● **Aim of the exercise**
Pick up the blog post below about the night run across London to catch the last train from King's Cross and continue it from its final sentence.

● **Source excerpt**
So she's a beagle. With one flappy ear and one...Not flappy ear.



I have £16.25 tickets to see the inside of Buckingham Palace today at 3:45. But I'm not going to go. Instead, I'm going to see Coco Before Chanel and then the Cambridge Shakespeare Festival's production of Romeo and Juliet.



There was a massive birthday party last night and we all took to the streets of London like fucking rats on a ship and I didn't get back into Cambridge until 8 this morning. I haven't slept yet. I couldn't sleep - I didn't want to mess up my sleep cycle, as I do so often at college, plus I had to go to the library to work on this 15-page research paper that's due in four days.



Still don't have a thesis yet, by the way.



I'm too tired to care.



I've got some more posts coming up. But right now, it's lunch, movie, play, hibernate.



I miss you,



P. I. Staker

This Just In

Drinking a lot makes you feel like shit a lot.

Saturday, July 25, 2009

The Night I Spent in King's Cross

Ten minutes into the second half, I was crying again. The show was that good. It was sort of pathetic, really. Peter Pan. Fucking Peter Pan.



The tears kept coming during the entire second half, which really wasn't good, because I needed to have my wits about me. We were about to make an epic run throughout central London. You see, Peter Pan was ending at around 10 P.M. The last train to Cambridge left King's Cross at 12:07 A.M.



So that gave us roughly two hours in which we had to...

1 - Get to the nearest underground to catch the tube to Victoria Station

2 - Go to Victoria Station to pick up Becca's luggage. (Becca? Kate's little sister, who came into England during our week off to visit)

3 - Hop on the underground again to get to Kings Cross, where we would hopefully arrive in time to catch the last train home.



Now I know this list isn't very long, but London's a big place, and Kensington Gardens (which is where we saw Peter Pan, and, appropriately enough, where J.M. Barrie found the inspiration to write Peter Pan in the first place) is very far away from everything, really. Everything is far away from everything. In short, we were cutting it close.



So, we book it out of Peter Pan, and start running towards the underground. After about a minute of this, we tire and start speed walking. After about five minutes of this, we realize we need to book it and start running again. Repeat X2.



We get to the underground station, swipe our cards in, get down to the platform and...lo and behold the circle line isn't making the normal stop at Victoria Station.



So, we book it back up the 72 stairs to the entrance (And, yes, there was a sign that said "72 stairs to be used in the case of an emergency", which I reckon this was) and go out through in the "in" door. Like the reverse of that Prince song.

At any rate, we're standing on the side of the road, outside of the underground, at 10:20 at night, trying really hard to hail a cab.

Nothing.

So Kate stalks over to the closest restaurant, and, very discreetly, asks a waiter for the phone number of a cab company.

He bitchily informs Kate that hotel is just around the corner, where a consierge could point us in the right direction.

Run, speed walk, run, speed walk, 6 city blocks in total I'd reckon, all the way to this hotel.

Where no one spoke English.

So Kate's inside, trying to translate "taxi" into Spanish, when I manage to hail a cab on the side of the street with Becca. Becca runs off to get Kate, and away we go to Victoria Station.

● **Data shown**

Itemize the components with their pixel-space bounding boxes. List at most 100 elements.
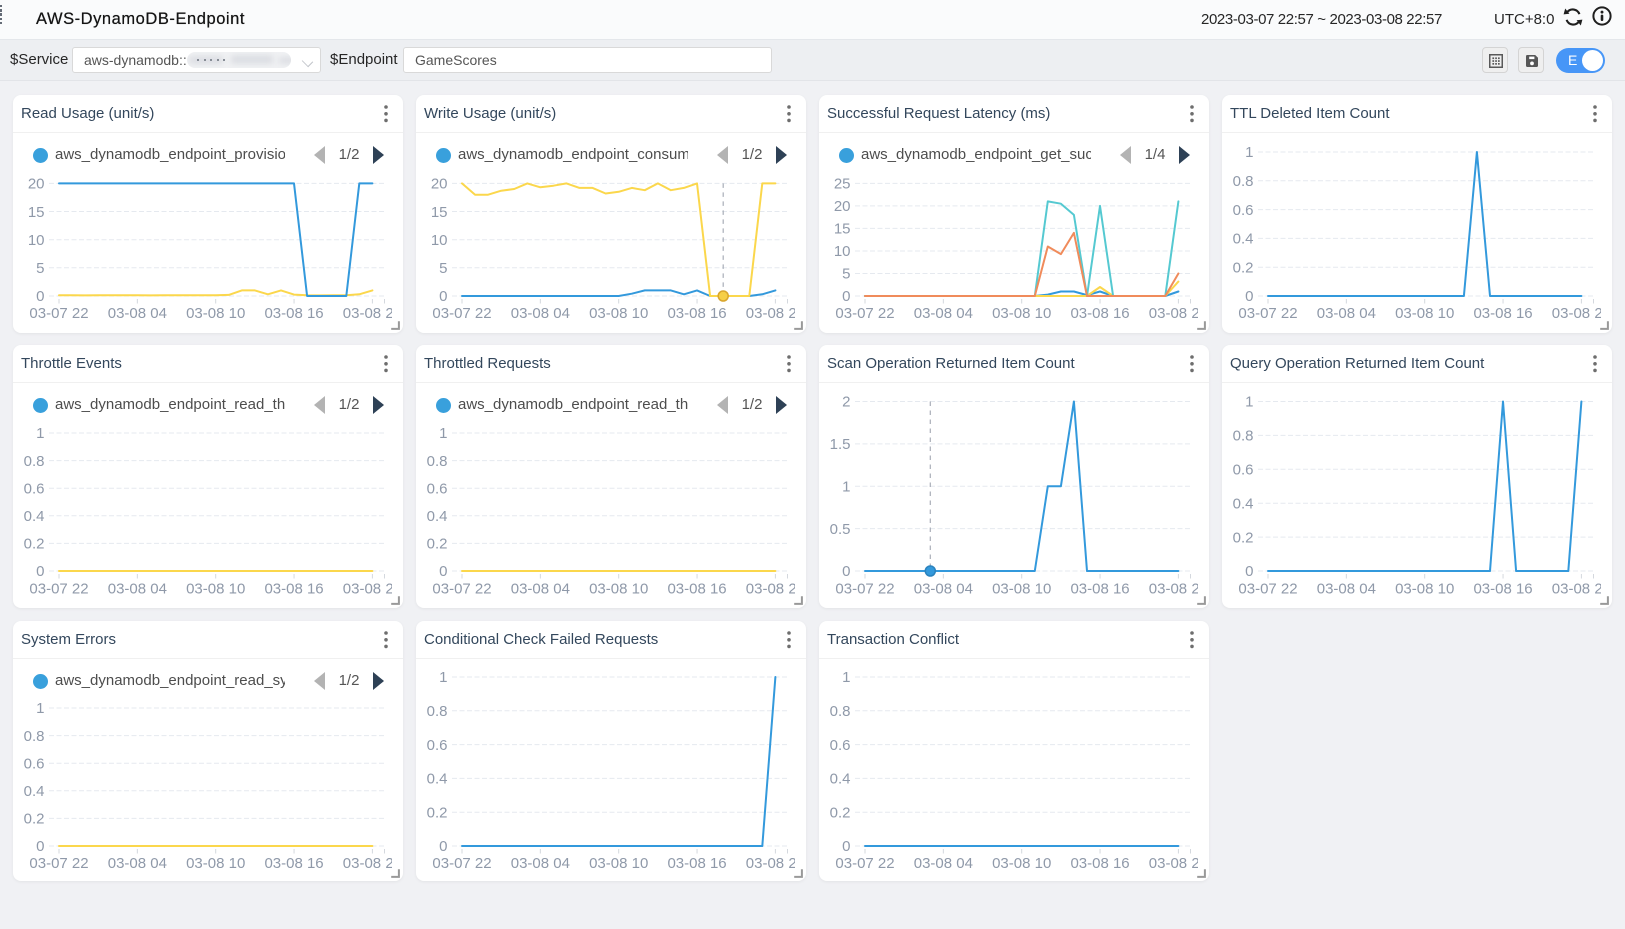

● **Answer for this exercise**
The cab cost £17. But, since we were in a hurry, Kate handed the guy a £20 note and said "keep the change" which I thought was really cool, kinda like getting into a cab and saying "I'm trying to get to the United Nations. I'm being followed. Can you do anything about it?"

Anyway.

We get to Victoria Station, it's about 11:15 P.M. Kate and Becca run off to get Becca's luggage, while I stay behind to smoke a cig/make sure the tube hasn't stopped running for the night.

Lucky for us, it hasn't.

20 minutes on the Picadilly Line late, and we're at King's Cross.

All the while, a man's whistling that song from the Phantom of the Opera that's actually pretty cool. Kinda soft and lilting, and I think the lyrics go something like "softly, sweetly, barely even whispering..." or something like that.

At any rate, here's where I would make up some elaborate tale about how we missed the train and had to spend the night in King's Cross with that old dude singing Phantom of the Opera. But I'm too tired for lies and creativity, so the truth will have to do.

We made it, just fine.

P. I. Staker

The Most Stupid Thing I Ever Did...

...Was try to hike a mountain, by myself, in the rain, wearing sandals.

Let me expound.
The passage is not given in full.